- [Directions]: Return, character for character, the lines of the listing below, starting with the line that contains "retry-line: RETRY DELAY: 300" and going on through the line that contains "mic-value: MEDIUM [210,664,255,678]".

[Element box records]
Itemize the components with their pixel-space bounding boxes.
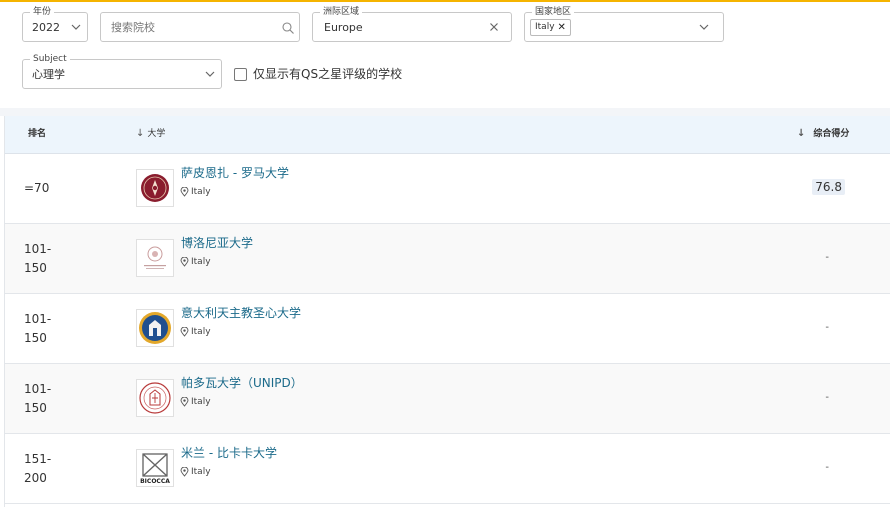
clear-icon[interactable] — [487, 19, 501, 33]
rank-cell: 101- 150 — [24, 312, 52, 345]
university-logo-cattolica[interactable] — [136, 309, 174, 347]
university-name-link[interactable]: 意大利天主教圣心大学 — [181, 305, 301, 321]
university-name-link[interactable]: 萨皮恩扎 - 罗马大学 — [181, 165, 289, 181]
region-select-label: 洲际区域 — [320, 6, 363, 18]
country-select-label: 国家地区 — [532, 6, 575, 18]
university-location: Italy — [180, 256, 211, 268]
university-location: Italy — [180, 326, 211, 338]
university-name-link[interactable]: 帕多瓦大学（UNIPD） — [181, 375, 303, 391]
score-column-header[interactable]: ↓ 综合得分 — [797, 128, 849, 140]
rank-column-header[interactable]: 排名 — [28, 128, 46, 140]
region-select-value: Europe — [324, 21, 363, 34]
filter-panel: 年份 2022 搜索院校 洲际区域 Europe 国家地区 Italy ✕ Su… — [0, 2, 890, 108]
chip-remove-icon[interactable]: ✕ — [558, 20, 566, 35]
qs-stars-label: 仅显示有QS之星评级的学校 — [253, 67, 403, 81]
search-field[interactable]: 搜索院校 — [100, 12, 300, 42]
year-select[interactable]: 年份 2022 — [22, 6, 88, 42]
qs-stars-checkbox[interactable] — [234, 67, 247, 81]
table-row[interactable]: 101- 150 博洛尼亚大学 Italy - — [5, 224, 890, 294]
university-location: Italy — [180, 466, 211, 478]
table-row[interactable]: 101- 150 帕多瓦大学（UNIPD） Italy - — [5, 364, 890, 434]
chevron-down-icon — [69, 19, 83, 33]
year-select-value: 2022 — [32, 21, 60, 34]
overall-score: - — [825, 322, 829, 333]
university-location: Italy — [180, 396, 211, 408]
location-pin-icon — [180, 257, 189, 267]
bicocca-logo-text: BICOCCA — [140, 478, 170, 485]
rankings-table: 排名 ↓ 大学 ↓ 综合得分 =70 萨皮恩扎 - 罗马大学 Italy 76.… — [4, 116, 890, 507]
university-column-header[interactable]: ↓ 大学 — [136, 128, 165, 140]
location-pin-icon — [180, 187, 189, 197]
overall-score: - — [825, 462, 829, 473]
region-select[interactable]: 洲际区域 Europe — [312, 6, 512, 42]
overall-score: - — [825, 252, 829, 263]
university-logo-bicocca[interactable]: BICOCCA — [136, 449, 174, 487]
country-chip[interactable]: Italy ✕ — [530, 19, 571, 36]
location-pin-icon — [180, 327, 189, 337]
country-select[interactable]: 国家地区 Italy ✕ — [524, 6, 724, 42]
rank-cell: 101- 150 — [24, 242, 52, 275]
search-input[interactable]: 搜索院校 — [111, 21, 155, 34]
overall-score: 76.8 — [812, 179, 845, 195]
location-pin-icon — [180, 467, 189, 477]
year-select-label: 年份 — [30, 6, 55, 18]
location-pin-icon — [180, 397, 189, 407]
country-chip-label: Italy — [535, 22, 555, 32]
university-name-link[interactable]: 米兰 - 比卡卡大学 — [181, 445, 277, 461]
qs-stars-filter[interactable]: 仅显示有QS之星评级的学校 — [234, 67, 402, 81]
table-row[interactable]: =70 萨皮恩扎 - 罗马大学 Italy 76.8 — [5, 154, 890, 224]
subject-select-label: Subject — [30, 53, 70, 65]
university-logo-sapienza[interactable] — [136, 169, 174, 207]
search-icon — [281, 20, 295, 34]
university-logo-bologna[interactable] — [136, 239, 174, 277]
subject-select-value: 心理学 — [32, 68, 65, 81]
university-name-link[interactable]: 博洛尼亚大学 — [181, 235, 253, 251]
overall-score: - — [825, 392, 829, 403]
sort-arrow-icon: ↓ — [797, 128, 806, 139]
rank-cell: 151- 200 — [24, 452, 52, 485]
subject-select[interactable]: Subject 心理学 — [22, 53, 222, 89]
table-header: 排名 ↓ 大学 ↓ 综合得分 — [5, 116, 890, 154]
table-row[interactable]: 101- 150 意大利天主教圣心大学 Italy - — [5, 294, 890, 364]
rank-cell: =70 — [24, 181, 50, 195]
university-logo-padova[interactable] — [136, 379, 174, 417]
sort-arrow-icon: ↓ — [136, 128, 145, 139]
section-divider — [0, 108, 890, 116]
table-row[interactable]: 151- 200 BICOCCA 米兰 - 比卡卡大学 Italy - — [5, 434, 890, 504]
university-location: Italy — [180, 186, 211, 198]
rank-cell: 101- 150 — [24, 382, 52, 415]
chevron-down-icon — [697, 19, 711, 33]
chevron-down-icon — [203, 66, 217, 80]
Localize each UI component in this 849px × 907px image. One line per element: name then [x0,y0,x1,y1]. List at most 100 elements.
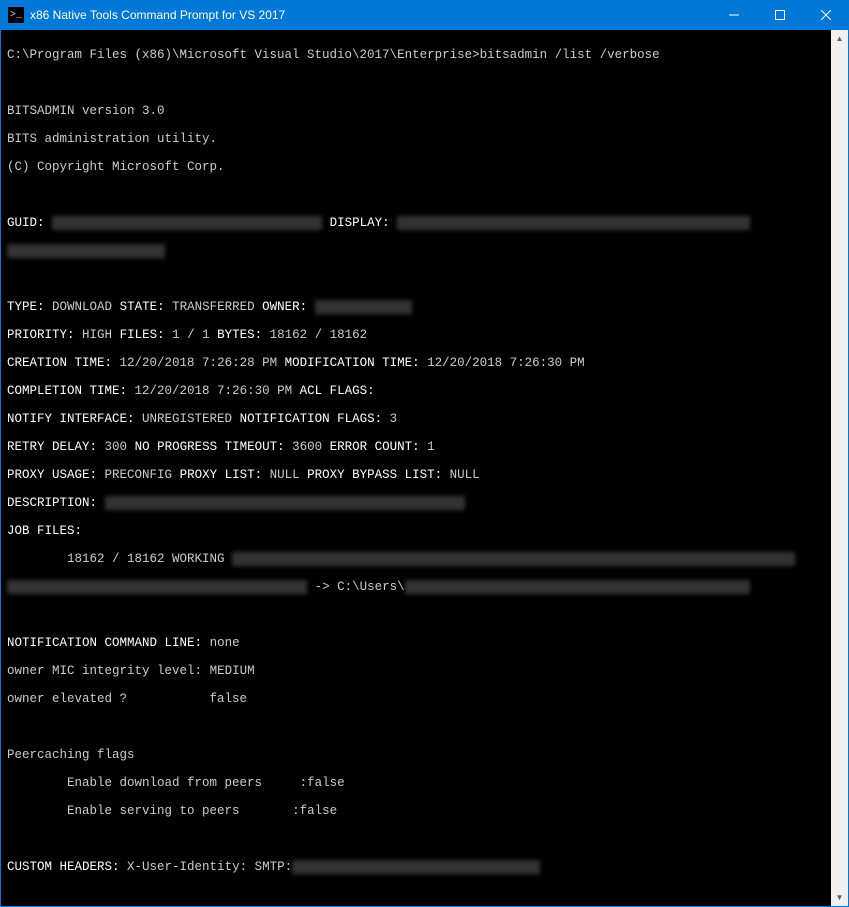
retry-line: RETRY DELAY: 300 NO PROGRESS TIMEOUT: 36… [7,440,825,454]
type-value: DOWNLOAD [52,300,112,314]
completion-label: COMPLETION TIME: [7,384,127,398]
errcount-label: ERROR COUNT: [330,440,420,454]
description-line: DESCRIPTION: Xxxxxxxxx Xxxxxxx Xxxxxxx X… [7,496,825,510]
jobfile-row: 18162 / 18162 WORKING xxxxx://xxxxxxx.xx… [7,552,825,566]
proxy-line: PROXY USAGE: PRECONFIG PROXY LIST: NULL … [7,468,825,482]
peercache-sv-label: Enable serving to peers [67,804,240,818]
mic-value: MEDIUM [210,664,255,678]
scroll-up-button[interactable]: ▲ [831,30,848,47]
display-value2: xxXXxxxXXXxXXXxXXXXxx [7,244,165,258]
type-label: TYPE: [7,300,45,314]
custom-hdr-key: X-User-Identity: SMTP: [127,860,292,874]
smtp-value: xxxxxxxxxxxxxxxxxxxxx@xxxxxxx.xxx [292,860,540,874]
priority-label: PRIORITY: [7,328,75,342]
titlebar[interactable]: >_ x86 Native Tools Command Prompt for V… [0,0,849,30]
close-button[interactable] [803,0,849,30]
owner-value: XXXXXXXxxxxxX [315,300,413,314]
blank [7,720,825,734]
scrollbar[interactable]: ▲ ▼ [831,30,848,906]
jobfiles-line: JOB FILES: [7,524,825,538]
notif-cmd-label: NOTIFICATION COMMAND LINE: [7,636,202,650]
display-label: DISPLAY: [330,216,390,230]
window: >_ x86 Native Tools Command Prompt for V… [0,0,849,527]
banner-1: BITSADMIN version 3.0 [7,104,825,118]
blank [7,188,825,202]
notify-flags-label: NOTIFICATION FLAGS: [240,412,383,426]
modification-value: 12/20/2018 7:26:30 PM [427,356,585,370]
window-controls [711,0,849,30]
peercache-sv-value: :false [292,804,337,818]
retry-label: RETRY DELAY: [7,440,97,454]
peercache-hdr: Peercaching flags [7,748,825,762]
blank [7,272,825,286]
notify-line: NOTIFY INTERFACE: UNREGISTERED NOTIFICAT… [7,412,825,426]
blank [7,832,825,846]
jobfile-dest: xxxxXXXxxXxxxXxxxxx/Xxxxxxxxx/Xx/xxxxXxx… [405,580,750,594]
description-value: Xxxxxxxxx Xxxxxxx Xxxxxxx Xxxxxxx Xxxx X… [105,496,465,510]
peercache-dl-line: Enable download from peers :false [7,776,825,790]
scroll-down-button[interactable]: ▼ [831,889,848,906]
proxy-bypass-label: PROXY BYPASS LIST: [307,468,442,482]
owner-label: OWNER: [262,300,307,314]
scrollbar-track[interactable] [831,47,848,889]
state-value: TRANSFERRED [172,300,255,314]
state-label: STATE: [120,300,165,314]
errcount-value: 1 [427,440,435,454]
creation-label: CREATION TIME: [7,356,112,370]
elevated-value: false [210,692,248,706]
minimize-button[interactable] [711,0,757,30]
notify-iface-label: NOTIFY INTERFACE: [7,412,135,426]
terminal[interactable]: C:\Program Files (x86)\Microsoft Visual … [1,30,831,906]
completion-line: COMPLETION TIME: 12/20/2018 7:26:30 PM A… [7,384,825,398]
notify-iface-value: UNREGISTERED [142,412,232,426]
cmd-icon: >_ [8,7,24,23]
notif-cmd-line: NOTIFICATION COMMAND LINE: none [7,636,825,650]
completion-value: 12/20/2018 7:26:30 PM [135,384,293,398]
jobfile-bytes: 18162 / 18162 WORKING [67,552,225,566]
guid-value: XXXXXXXX-XXXX-XXXX-XXXX-XXXXXXXXXXXX [52,216,322,230]
jobfile-row2: xXXxx-xxxX-XxXX-XXXX-XXXXXXXXXXXX/xx.xxX… [7,580,825,594]
aclflags-label: ACL FLAGS: [300,384,375,398]
peercache-sv-line: Enable serving to peers :false [7,804,825,818]
mic-line: owner MIC integrity level: MEDIUM [7,664,825,678]
jobfile-arrow: -> C:\Users\ [307,580,405,594]
proxy-usage-label: PROXY USAGE: [7,468,97,482]
notif-cmd-value: none [210,636,240,650]
elevated-line: owner elevated ? false [7,692,825,706]
guid-label: GUID: [7,216,45,230]
priority-line: PRIORITY: HIGH FILES: 1 / 1 BYTES: 18162… [7,328,825,342]
bytes-value: 18162 / 18162 [270,328,368,342]
files-label: FILES: [120,328,165,342]
display-value: Xxxxxxxxx Xxxxxxx Xxxxxxx Xxxxxxx Xxxx x… [397,216,750,230]
custom-hdr-line: CUSTOM HEADERS: X-User-Identity: SMTP:xx… [7,860,825,874]
noprogress-label: NO PROGRESS TIMEOUT: [135,440,285,454]
prompt-path: C:\Program Files (x86)\Microsoft Visual … [7,48,480,62]
banner-3: (C) Copyright Microsoft Corp. [7,160,825,174]
retry-value: 300 [105,440,128,454]
command-text: bitsadmin /list /verbose [480,48,660,62]
maximize-button[interactable] [757,0,803,30]
bytes-label: BYTES: [217,328,262,342]
creation-value: 12/20/2018 7:26:28 PM [120,356,278,370]
blank [7,76,825,90]
banner-2: BITS administration utility. [7,132,825,146]
proxy-usage-value: PRECONFIG [105,468,173,482]
creation-line: CREATION TIME: 12/20/2018 7:26:28 PM MOD… [7,356,825,370]
jobfile-url2: xXXxx-xxxX-XxXX-XXXX-XXXXXXXXXXXX/xx.xxX [7,580,307,594]
peercache-dl-value: :false [300,776,345,790]
type-line: TYPE: DOWNLOAD STATE: TRANSFERRED OWNER:… [7,300,825,314]
terminal-wrap: C:\Program Files (x86)\Microsoft Visual … [0,30,849,907]
modification-label: MODIFICATION TIME: [285,356,420,370]
mic-label: owner MIC integrity level: [7,664,202,678]
priority-value: HIGH [82,328,112,342]
files-value: 1 / 1 [172,328,210,342]
jobfiles-label: JOB FILES: [7,524,82,538]
guid-line: GUID: XXXXXXXX-XXXX-XXXX-XXXX-XXXXXXXXXX… [7,216,825,230]
noprogress-value: 3600 [292,440,322,454]
proxy-bypass-value: NULL [450,468,480,482]
blank [7,608,825,622]
proxy-list-value: NULL [270,468,300,482]
jobfile-url: xxxxx://xxxxxxx.xxxxxxxxx.xxx/XXX/xXXXXX… [232,552,795,566]
elevated-label: owner elevated ? [7,692,127,706]
notify-flags-value: 3 [390,412,398,426]
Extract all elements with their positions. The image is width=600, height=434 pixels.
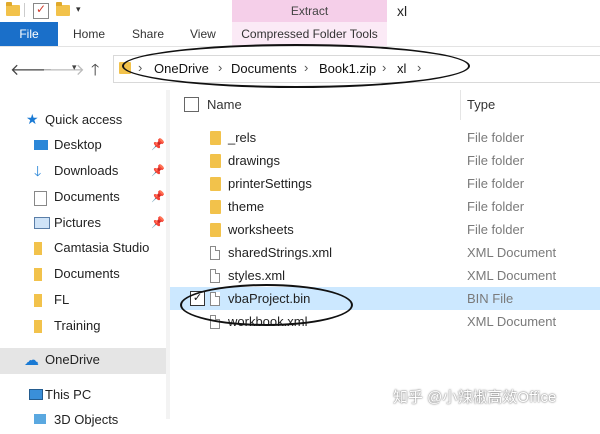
annotation-ellipse bbox=[122, 44, 470, 88]
tab-compressed-folder-tools-label: Compressed Folder Tools bbox=[241, 27, 378, 41]
pin-icon[interactable]: 📌 bbox=[151, 138, 165, 151]
cube-icon bbox=[34, 414, 46, 424]
nav-this-pc[interactable]: This PC bbox=[0, 383, 166, 409]
pin-icon[interactable]: 📌 bbox=[151, 164, 165, 177]
file-row[interactable]: theme File folder bbox=[170, 195, 600, 218]
nav-item-fl[interactable]: FL bbox=[0, 288, 166, 314]
folder-icon bbox=[210, 177, 221, 191]
file-row[interactable]: worksheets File folder bbox=[170, 218, 600, 241]
nav-3d-objects-label: 3D Objects bbox=[54, 412, 119, 427]
file-name: worksheets bbox=[228, 222, 294, 237]
window-title: xl bbox=[397, 3, 408, 19]
file-type: File folder bbox=[467, 199, 525, 214]
folder-icon bbox=[210, 131, 221, 145]
nav-item-pictures[interactable]: Pictures 📌 bbox=[0, 211, 166, 237]
watermark: 知乎 @小辣椒高效Office bbox=[393, 389, 557, 406]
file-row[interactable]: printerSettings File folder bbox=[170, 172, 600, 195]
nav-item-label: FL bbox=[54, 292, 70, 307]
nav-quick-access[interactable]: ★ Quick access bbox=[0, 108, 166, 134]
annotation-ellipse bbox=[180, 284, 353, 326]
cloud-icon: ☁ bbox=[24, 352, 39, 369]
arrow-right-icon[interactable]: 🡒 bbox=[42, 59, 85, 80]
contextual-group-header: Extract bbox=[232, 0, 387, 22]
folder-icon bbox=[210, 223, 221, 237]
nav-item-training[interactable]: Training bbox=[0, 314, 166, 340]
nav-item-label: Documents bbox=[54, 189, 120, 204]
pictures-icon bbox=[34, 217, 50, 229]
properties-icon[interactable]: ✓ bbox=[33, 2, 49, 19]
downloads-icon: 🡓 bbox=[34, 163, 42, 179]
pin-icon[interactable]: 📌 bbox=[151, 216, 165, 229]
new-folder-icon[interactable] bbox=[56, 2, 70, 17]
folder-icon bbox=[34, 242, 42, 255]
file-type: File folder bbox=[467, 176, 525, 191]
file-name: styles.xml bbox=[228, 268, 286, 283]
nav-item-label: Pictures bbox=[54, 215, 101, 230]
file-row[interactable]: sharedStrings.xml XML Document bbox=[170, 241, 600, 264]
nav-this-pc-label: This PC bbox=[45, 387, 92, 402]
file-type: File folder bbox=[467, 222, 525, 237]
nav-item-label: Camtasia Studio bbox=[54, 240, 150, 255]
column-header-type[interactable]: Type bbox=[467, 97, 495, 112]
star-icon: ★ bbox=[26, 111, 39, 127]
document-icon bbox=[210, 269, 220, 283]
file-row[interactable]: drawings File folder bbox=[170, 149, 600, 172]
nav-onedrive[interactable]: ☁ OneDrive bbox=[0, 348, 166, 374]
file-row[interactable]: styles.xml XML Document bbox=[170, 264, 600, 287]
computer-icon bbox=[29, 389, 43, 400]
tab-home[interactable]: Home bbox=[73, 27, 105, 41]
file-name: _rels bbox=[228, 130, 257, 145]
folder-icon bbox=[210, 200, 221, 214]
folder-icon bbox=[210, 154, 221, 168]
nav-item-downloads[interactable]: 🡓 Downloads 📌 bbox=[0, 159, 166, 185]
folder-icon[interactable] bbox=[6, 2, 20, 17]
select-all-checkbox[interactable] bbox=[184, 97, 199, 112]
file-type: XML Document bbox=[467, 268, 557, 283]
file-name: theme bbox=[228, 199, 265, 214]
chevron-down-icon[interactable]: ▾ bbox=[72, 62, 77, 73]
nav-item-documents-folder[interactable]: Documents bbox=[0, 262, 166, 288]
pin-icon[interactable]: 📌 bbox=[151, 190, 165, 203]
file-type: XML Document bbox=[467, 245, 557, 260]
file-name: printerSettings bbox=[228, 176, 312, 191]
file-type: File folder bbox=[467, 130, 525, 145]
file-name: sharedStrings.xml bbox=[228, 245, 333, 260]
nav-onedrive-label: OneDrive bbox=[45, 352, 100, 367]
file-type: BIN File bbox=[467, 291, 514, 306]
tab-compressed-folder-tools[interactable]: Compressed Folder Tools bbox=[232, 22, 387, 46]
nav-item-label: Downloads bbox=[54, 163, 119, 178]
nav-item-label: Desktop bbox=[54, 137, 102, 152]
nav-item-documents[interactable]: Documents 📌 bbox=[0, 185, 166, 211]
document-icon bbox=[210, 246, 220, 260]
folder-icon bbox=[34, 294, 42, 307]
arrow-up-icon[interactable]: 🡑 bbox=[91, 59, 99, 86]
nav-item-label: Documents bbox=[54, 266, 120, 281]
column-divider[interactable] bbox=[460, 90, 461, 120]
file-row[interactable]: _rels File folder bbox=[170, 126, 600, 149]
nav-3d-objects[interactable]: 3D Objects bbox=[0, 408, 166, 434]
customize-toolbar-icon[interactable]: ▾ bbox=[76, 4, 90, 18]
column-header-name[interactable]: Name bbox=[207, 97, 242, 112]
contextual-group-label: Extract bbox=[290, 4, 329, 18]
nav-item-label: Training bbox=[54, 318, 101, 333]
nav-item-desktop[interactable]: Desktop 📌 bbox=[0, 133, 166, 159]
tab-view[interactable]: View bbox=[190, 27, 216, 41]
list-header: Name Type bbox=[170, 90, 600, 120]
tab-file[interactable]: File bbox=[0, 22, 58, 46]
folder-icon bbox=[34, 320, 42, 333]
tab-share[interactable]: Share bbox=[132, 27, 164, 41]
navigation-pane: ★ Quick access Desktop 📌 🡓 Downloads 📌 D… bbox=[0, 90, 166, 427]
file-name: drawings bbox=[228, 153, 281, 168]
documents-icon bbox=[34, 191, 47, 206]
file-type: File folder bbox=[467, 153, 525, 168]
title-bar: ✓ ▾ Extract xl bbox=[0, 0, 600, 22]
separator bbox=[24, 3, 25, 17]
nav-quick-access-label: Quick access bbox=[45, 112, 123, 127]
desktop-icon bbox=[34, 140, 48, 150]
nav-item-camtasia-studio[interactable]: Camtasia Studio bbox=[0, 236, 166, 262]
folder-icon bbox=[34, 268, 42, 281]
file-list: Name Type _rels File folder drawings Fil… bbox=[170, 90, 600, 419]
file-type: XML Document bbox=[467, 314, 557, 329]
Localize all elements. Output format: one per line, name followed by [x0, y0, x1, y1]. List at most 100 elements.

- [Final result]:
retry-line: RETRY DELAY: 300 NO PROGRESS TIMEOUT: 36… [7,440,825,454]
type-value: DOWNLOAD [52,300,112,314]
completion-label: COMPLETION TIME: [7,384,127,398]
errcount-label: ERROR COUNT: [330,440,420,454]
description-line: DESCRIPTION: Xxxxxxxxx Xxxxxxx Xxxxxxx X… [7,496,825,510]
jobfile-row: 18162 / 18162 WORKING xxxxx://xxxxxxx.xx… [7,552,825,566]
proxy-line: PROXY USAGE: PRECONFIG PROXY LIST: NULL … [7,468,825,482]
peercache-sv-label: Enable serving to peers [67,804,240,818]
mic-value: MEDIUM [210,664,255,678]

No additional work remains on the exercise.